- RECORDS -
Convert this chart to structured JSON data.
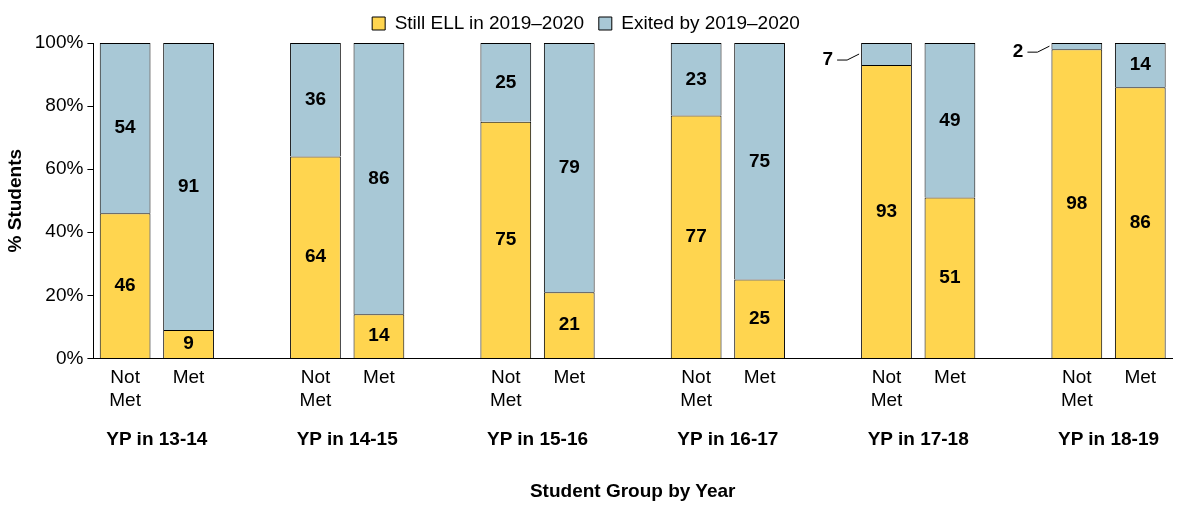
{
  "chart_data": {
    "type": "bar",
    "stacked": true,
    "xlabel": "Student Group by Year",
    "ylabel": "% Students",
    "categories": [
      "Not Met",
      "Met",
      null,
      "Not Met",
      "Met",
      null,
      "Not Met",
      "Met",
      null,
      "Not Met",
      "Met",
      null,
      "Not Met",
      "Met",
      null,
      "Not Met",
      "Met"
    ],
    "series": [
      {
        "name": "Still ELL in 2019–2020",
        "color": "#ffd54f",
        "values": [
          46,
          9,
          null,
          64,
          14,
          null,
          75,
          21,
          null,
          77,
          25,
          null,
          93,
          51,
          null,
          98,
          86
        ]
      },
      {
        "name": "Exited by 2019–2020",
        "color": "#a8c8d6",
        "values": [
          54,
          91,
          null,
          36,
          86,
          null,
          25,
          79,
          null,
          23,
          75,
          null,
          7,
          49,
          null,
          2,
          14
        ]
      }
    ],
    "ylim": [
      0,
      100
    ],
    "yticks": [
      {
        "value": 0,
        "label": "0%"
      },
      {
        "value": 20,
        "label": "20%"
      },
      {
        "value": 40,
        "label": "40%"
      },
      {
        "value": 60,
        "label": "60%"
      },
      {
        "value": 80,
        "label": "80%"
      },
      {
        "value": 100,
        "label": "100%"
      }
    ],
    "annotations": [
      "YP in 13-14",
      "YP in 14-15",
      "YP in 15-16",
      "YP in 16-17",
      "YP in 17-18",
      "YP in 18-19"
    ],
    "data_labels": true,
    "grid": false,
    "legend": "top"
  }
}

- TASK STATEMENT -
Could you repeat all of the material exactly? Pictures should not be copied.

- RESULT OF THIS EXERCISE -
Convert this chart to structured JSON data.
{
  "chart_data": {
    "type": "bar",
    "stacked": true,
    "xlabel": "Student Group by Year",
    "ylabel": "% Students",
    "categories": [
      "Not Met",
      "Met",
      null,
      "Not Met",
      "Met",
      null,
      "Not Met",
      "Met",
      null,
      "Not Met",
      "Met",
      null,
      "Not Met",
      "Met",
      null,
      "Not Met",
      "Met"
    ],
    "series": [
      {
        "name": "Still ELL in 2019–2020",
        "color": "#ffd54f",
        "values": [
          46,
          9,
          null,
          64,
          14,
          null,
          75,
          21,
          null,
          77,
          25,
          null,
          93,
          51,
          null,
          98,
          86
        ]
      },
      {
        "name": "Exited by 2019–2020",
        "color": "#a8c8d6",
        "values": [
          54,
          91,
          null,
          36,
          86,
          null,
          25,
          79,
          null,
          23,
          75,
          null,
          7,
          49,
          null,
          2,
          14
        ]
      }
    ],
    "ylim": [
      0,
      100
    ],
    "yticks": [
      {
        "value": 0,
        "label": "0%"
      },
      {
        "value": 20,
        "label": "20%"
      },
      {
        "value": 40,
        "label": "40%"
      },
      {
        "value": 60,
        "label": "60%"
      },
      {
        "value": 80,
        "label": "80%"
      },
      {
        "value": 100,
        "label": "100%"
      }
    ],
    "annotations": [
      "YP in 13-14",
      "YP in 14-15",
      "YP in 15-16",
      "YP in 16-17",
      "YP in 17-18",
      "YP in 18-19"
    ],
    "data_labels": true,
    "grid": false,
    "legend": "top"
  }
}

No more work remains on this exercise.